__WHAT THE EXERCISE ASKS__: Can all of these lines be returned exactly?
Start of EXCERPTED DATA
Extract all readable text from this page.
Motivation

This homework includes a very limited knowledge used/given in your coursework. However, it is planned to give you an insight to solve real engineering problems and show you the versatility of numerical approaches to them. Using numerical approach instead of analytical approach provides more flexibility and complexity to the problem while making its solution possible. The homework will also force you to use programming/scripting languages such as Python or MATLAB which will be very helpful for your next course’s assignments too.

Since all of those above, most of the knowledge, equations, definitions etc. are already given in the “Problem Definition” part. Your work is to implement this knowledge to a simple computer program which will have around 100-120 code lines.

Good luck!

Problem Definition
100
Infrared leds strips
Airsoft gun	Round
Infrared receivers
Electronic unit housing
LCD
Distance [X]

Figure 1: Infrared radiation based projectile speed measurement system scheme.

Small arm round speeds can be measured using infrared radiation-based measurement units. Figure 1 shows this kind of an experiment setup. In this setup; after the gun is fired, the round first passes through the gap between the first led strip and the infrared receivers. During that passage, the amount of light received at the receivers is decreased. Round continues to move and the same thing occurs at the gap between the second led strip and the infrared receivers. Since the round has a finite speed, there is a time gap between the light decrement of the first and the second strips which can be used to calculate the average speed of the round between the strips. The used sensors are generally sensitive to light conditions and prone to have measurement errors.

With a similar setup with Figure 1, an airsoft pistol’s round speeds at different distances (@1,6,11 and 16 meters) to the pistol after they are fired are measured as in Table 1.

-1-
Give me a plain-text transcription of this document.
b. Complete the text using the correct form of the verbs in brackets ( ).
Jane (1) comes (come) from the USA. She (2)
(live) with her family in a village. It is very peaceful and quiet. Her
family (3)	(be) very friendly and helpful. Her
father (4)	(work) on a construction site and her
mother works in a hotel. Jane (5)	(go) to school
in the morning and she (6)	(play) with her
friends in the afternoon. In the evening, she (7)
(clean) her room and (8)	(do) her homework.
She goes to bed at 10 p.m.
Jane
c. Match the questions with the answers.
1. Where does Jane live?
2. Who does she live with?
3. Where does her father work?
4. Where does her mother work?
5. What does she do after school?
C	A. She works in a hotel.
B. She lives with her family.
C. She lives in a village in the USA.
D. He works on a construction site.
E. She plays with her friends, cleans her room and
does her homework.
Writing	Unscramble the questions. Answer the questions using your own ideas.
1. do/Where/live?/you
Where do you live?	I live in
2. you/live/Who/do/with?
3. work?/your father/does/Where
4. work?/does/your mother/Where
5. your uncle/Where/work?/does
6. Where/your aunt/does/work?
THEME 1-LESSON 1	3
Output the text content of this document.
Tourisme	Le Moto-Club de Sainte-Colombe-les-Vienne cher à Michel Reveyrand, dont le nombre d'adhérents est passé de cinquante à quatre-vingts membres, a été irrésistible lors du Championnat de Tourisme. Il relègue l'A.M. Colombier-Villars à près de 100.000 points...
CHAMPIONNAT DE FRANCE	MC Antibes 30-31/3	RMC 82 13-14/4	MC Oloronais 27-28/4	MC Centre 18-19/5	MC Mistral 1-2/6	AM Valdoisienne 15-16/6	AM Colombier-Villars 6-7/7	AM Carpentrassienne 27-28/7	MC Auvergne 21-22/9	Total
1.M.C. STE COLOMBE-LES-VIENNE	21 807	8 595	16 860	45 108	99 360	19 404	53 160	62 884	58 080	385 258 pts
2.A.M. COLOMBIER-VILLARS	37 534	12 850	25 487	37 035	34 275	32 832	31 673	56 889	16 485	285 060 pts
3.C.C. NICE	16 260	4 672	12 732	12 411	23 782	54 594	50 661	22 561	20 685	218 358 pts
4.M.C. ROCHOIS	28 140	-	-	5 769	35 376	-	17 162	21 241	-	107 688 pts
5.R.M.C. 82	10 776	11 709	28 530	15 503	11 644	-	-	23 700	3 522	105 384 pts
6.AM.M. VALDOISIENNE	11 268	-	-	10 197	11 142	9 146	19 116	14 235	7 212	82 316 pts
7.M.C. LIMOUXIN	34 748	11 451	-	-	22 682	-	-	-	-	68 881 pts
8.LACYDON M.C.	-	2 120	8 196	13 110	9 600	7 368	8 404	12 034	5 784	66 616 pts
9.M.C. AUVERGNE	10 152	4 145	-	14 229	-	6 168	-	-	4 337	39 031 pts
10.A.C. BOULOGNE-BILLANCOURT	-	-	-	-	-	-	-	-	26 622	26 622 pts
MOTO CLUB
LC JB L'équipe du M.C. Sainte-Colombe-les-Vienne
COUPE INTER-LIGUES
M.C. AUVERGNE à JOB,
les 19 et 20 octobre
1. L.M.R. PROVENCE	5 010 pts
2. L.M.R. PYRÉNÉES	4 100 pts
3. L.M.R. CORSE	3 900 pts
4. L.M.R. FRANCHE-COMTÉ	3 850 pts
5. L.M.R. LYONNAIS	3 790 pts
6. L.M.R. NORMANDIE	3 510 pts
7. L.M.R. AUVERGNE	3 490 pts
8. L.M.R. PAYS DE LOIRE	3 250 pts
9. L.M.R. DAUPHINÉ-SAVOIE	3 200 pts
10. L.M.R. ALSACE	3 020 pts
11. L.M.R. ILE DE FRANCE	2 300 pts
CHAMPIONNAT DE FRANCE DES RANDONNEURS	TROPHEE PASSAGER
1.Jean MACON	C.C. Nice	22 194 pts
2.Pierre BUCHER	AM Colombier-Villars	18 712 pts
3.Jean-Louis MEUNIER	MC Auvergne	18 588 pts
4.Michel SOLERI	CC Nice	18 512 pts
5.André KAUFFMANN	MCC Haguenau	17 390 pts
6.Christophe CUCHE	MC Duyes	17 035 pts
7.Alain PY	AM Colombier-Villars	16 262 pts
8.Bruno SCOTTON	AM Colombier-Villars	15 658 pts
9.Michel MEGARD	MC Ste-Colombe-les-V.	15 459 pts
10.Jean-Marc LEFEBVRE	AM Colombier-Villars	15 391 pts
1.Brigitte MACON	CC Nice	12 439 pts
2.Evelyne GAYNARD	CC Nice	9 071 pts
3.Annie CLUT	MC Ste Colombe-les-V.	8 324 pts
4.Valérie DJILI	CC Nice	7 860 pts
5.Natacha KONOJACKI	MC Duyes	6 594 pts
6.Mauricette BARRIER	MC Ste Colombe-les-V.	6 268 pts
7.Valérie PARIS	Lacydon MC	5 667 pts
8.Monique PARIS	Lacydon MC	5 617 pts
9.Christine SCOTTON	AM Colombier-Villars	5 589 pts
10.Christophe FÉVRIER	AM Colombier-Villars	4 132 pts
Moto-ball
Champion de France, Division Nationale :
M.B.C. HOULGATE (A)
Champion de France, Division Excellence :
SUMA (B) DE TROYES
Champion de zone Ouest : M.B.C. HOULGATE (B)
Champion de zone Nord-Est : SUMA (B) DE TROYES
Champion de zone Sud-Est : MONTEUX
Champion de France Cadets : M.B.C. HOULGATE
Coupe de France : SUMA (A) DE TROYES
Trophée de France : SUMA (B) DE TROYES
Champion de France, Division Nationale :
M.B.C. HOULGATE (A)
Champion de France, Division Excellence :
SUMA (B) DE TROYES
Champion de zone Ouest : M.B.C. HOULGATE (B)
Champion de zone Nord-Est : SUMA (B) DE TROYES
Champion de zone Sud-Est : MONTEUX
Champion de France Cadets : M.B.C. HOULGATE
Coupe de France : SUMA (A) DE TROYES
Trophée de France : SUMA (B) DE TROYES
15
End of EXCERPTED DATA
__ANSWER TO THE TASK__:
Extract all readable text from this page.
Motivation

This homework includes a very limited knowledge used/given in your coursework. However, it is planned to give you an insight to solve real engineering problems and show you the versatility of numerical approaches to them. Using numerical approach instead of analytical approach provides more flexibility and complexity to the problem while making its solution possible. The homework will also force you to use programming/scripting languages such as Python or MATLAB which will be very helpful for your next course’s assignments too.

Since all of those above, most of the knowledge, equations, definitions etc. are already given in the “Problem Definition” part. Your work is to implement this knowledge to a simple computer program which will have around 100-120 code lines.

Good luck!

Problem Definition
100
Infrared leds strips
Airsoft gun	Round
Infrared receivers
Electronic unit housing
LCD
Distance [X]

Figure 1: Infrared radiation based projectile speed measurement system scheme.

Small arm round speeds can be measured using infrared radiation-based measurement units. Figure 1 shows this kind of an experiment setup. In this setup; after the gun is fired, the round first passes through the gap between the first led strip and the infrared receivers. During that passage, the amount of light received at the receivers is decreased. Round continues to move and the same thing occurs at the gap between the second led strip and the infrared receivers. Since the round has a finite speed, there is a time gap between the light decrement of the first and the second strips which can be used to calculate the average speed of the round between the strips. The used sensors are generally sensitive to light conditions and prone to have measurement errors.

With a similar setup with Figure 1, an airsoft pistol’s round speeds at different distances (@1,6,11 and 16 meters) to the pistol after they are fired are measured as in Table 1.

-1-
Give me a plain-text transcription of this document.
b. Complete the text using the correct form of the verbs in brackets ( ).
Jane (1) comes (come) from the USA. She (2)
(live) with her family in a village. It is very peaceful and quiet. Her
family (3)	(be) very friendly and helpful. Her
father (4)	(work) on a construction site and her
mother works in a hotel. Jane (5)	(go) to school
in the morning and she (6)	(play) with her
friends in the afternoon. In the evening, she (7)
(clean) her room and (8)	(do) her homework.
She goes to bed at 10 p.m.
Jane
c. Match the questions with the answers.
1. Where does Jane live?
2. Who does she live with?
3. Where does her father work?
4. Where does her mother work?
5. What does she do after school?
C	A. She works in a hotel.
B. She lives with her family.
C. She lives in a village in the USA.
D. He works on a construction site.
E. She plays with her friends, cleans her room and
does her homework.
Writing	Unscramble the questions. Answer the questions using your own ideas.
1. do/Where/live?/you
Where do you live?	I live in
2. you/live/Who/do/with?
3. work?/your father/does/Where
4. work?/does/your mother/Where
5. your uncle/Where/work?/does
6. Where/your aunt/does/work?
THEME 1-LESSON 1	3
Output the text content of this document.
Tourisme	Le Moto-Club de Sainte-Colombe-les-Vienne cher à Michel Reveyrand, dont le nombre d'adhérents est passé de cinquante à quatre-vingts membres, a été irrésistible lors du Championnat de Tourisme. Il relègue l'A.M. Colombier-Villars à près de 100.000 points...
CHAMPIONNAT DE FRANCE	MC Antibes 30-31/3	RMC 82 13-14/4	MC Oloronais 27-28/4	MC Centre 18-19/5	MC Mistral 1-2/6	AM Valdoisienne 15-16/6	AM Colombier-Villars 6-7/7	AM Carpentrassienne 27-28/7	MC Auvergne 21-22/9	Total
1.M.C. STE COLOMBE-LES-VIENNE	21 807	8 595	16 860	45 108	99 360	19 404	53 160	62 884	58 080	385 258 pts
2.A.M. COLOMBIER-VILLARS	37 534	12 850	25 487	37 035	34 275	32 832	31 673	56 889	16 485	285 060 pts
3.C.C. NICE	16 260	4 672	12 732	12 411	23 782	54 594	50 661	22 561	20 685	218 358 pts
4.M.C. ROCHOIS	28 140	-	-	5 769	35 376	-	17 162	21 241	-	107 688 pts
5.R.M.C. 82	10 776	11 709	28 530	15 503	11 644	-	-	23 700	3 522	105 384 pts
6.AM.M. VALDOISIENNE	11 268	-	-	10 197	11 142	9 146	19 116	14 235	7 212	82 316 pts
7.M.C. LIMOUXIN	34 748	11 451	-	-	22 682	-	-	-	-	68 881 pts
8.LACYDON M.C.	-	2 120	8 196	13 110	9 600	7 368	8 404	12 034	5 784	66 616 pts
9.M.C. AUVERGNE	10 152	4 145	-	14 229	-	6 168	-	-	4 337	39 031 pts
10.A.C. BOULOGNE-BILLANCOURT	-	-	-	-	-	-	-	-	26 622	26 622 pts
MOTO CLUB
LC JB L'équipe du M.C. Sainte-Colombe-les-Vienne
COUPE INTER-LIGUES
M.C. AUVERGNE à JOB,
les 19 et 20 octobre
1. L.M.R. PROVENCE	5 010 pts
2. L.M.R. PYRÉNÉES	4 100 pts
3. L.M.R. CORSE	3 900 pts
4. L.M.R. FRANCHE-COMTÉ	3 850 pts
5. L.M.R. LYONNAIS	3 790 pts
6. L.M.R. NORMANDIE	3 510 pts
7. L.M.R. AUVERGNE	3 490 pts
8. L.M.R. PAYS DE LOIRE	3 250 pts
9. L.M.R. DAUPHINÉ-SAVOIE	3 200 pts
10. L.M.R. ALSACE	3 020 pts
11. L.M.R. ILE DE FRANCE	2 300 pts
CHAMPIONNAT DE FRANCE DES RANDONNEURS	TROPHEE PASSAGER
1.Jean MACON	C.C. Nice	22 194 pts
2.Pierre BUCHER	AM Colombier-Villars	18 712 pts
3.Jean-Louis MEUNIER	MC Auvergne	18 588 pts
4.Michel SOLERI	CC Nice	18 512 pts
5.André KAUFFMANN	MCC Haguenau	17 390 pts
6.Christophe CUCHE	MC Duyes	17 035 pts
7.Alain PY	AM Colombier-Villars	16 262 pts
8.Bruno SCOTTON	AM Colombier-Villars	15 658 pts
9.Michel MEGARD	MC Ste-Colombe-les-V.	15 459 pts
10.Jean-Marc LEFEBVRE	AM Colombier-Villars	15 391 pts
1.Brigitte MACON	CC Nice	12 439 pts
2.Evelyne GAYNARD	CC Nice	9 071 pts
3.Annie CLUT	MC Ste Colombe-les-V.	8 324 pts
4.Valérie DJILI	CC Nice	7 860 pts
5.Natacha KONOJACKI	MC Duyes	6 594 pts
6.Mauricette BARRIER	MC Ste Colombe-les-V.	6 268 pts
7.Valérie PARIS	Lacydon MC	5 667 pts
8.Monique PARIS	Lacydon MC	5 617 pts
9.Christine SCOTTON	AM Colombier-Villars	5 589 pts
10.Christophe FÉVRIER	AM Colombier-Villars	4 132 pts
Moto-ball
Champion de France, Division Nationale :
M.B.C. HOULGATE (A)
Champion de France, Division Excellence :
SUMA (B) DE TROYES
Champion de zone Ouest : M.B.C. HOULGATE (B)
Champion de zone Nord-Est : SUMA (B) DE TROYES
Champion de zone Sud-Est : MONTEUX
Champion de France Cadets : M.B.C. HOULGATE
Coupe de France : SUMA (A) DE TROYES
Trophée de France : SUMA (B) DE TROYES
Champion de France, Division Nationale :
M.B.C. HOULGATE (A)
Champion de France, Division Excellence :
SUMA (B) DE TROYES
Champion de zone Ouest : M.B.C. HOULGATE (B)
Champion de zone Nord-Est : SUMA (B) DE TROYES
Champion de zone Sud-Est : MONTEUX
Champion de France Cadets : M.B.C. HOULGATE
Coupe de France : SUMA (A) DE TROYES
Trophée de France : SUMA (B) DE TROYES
15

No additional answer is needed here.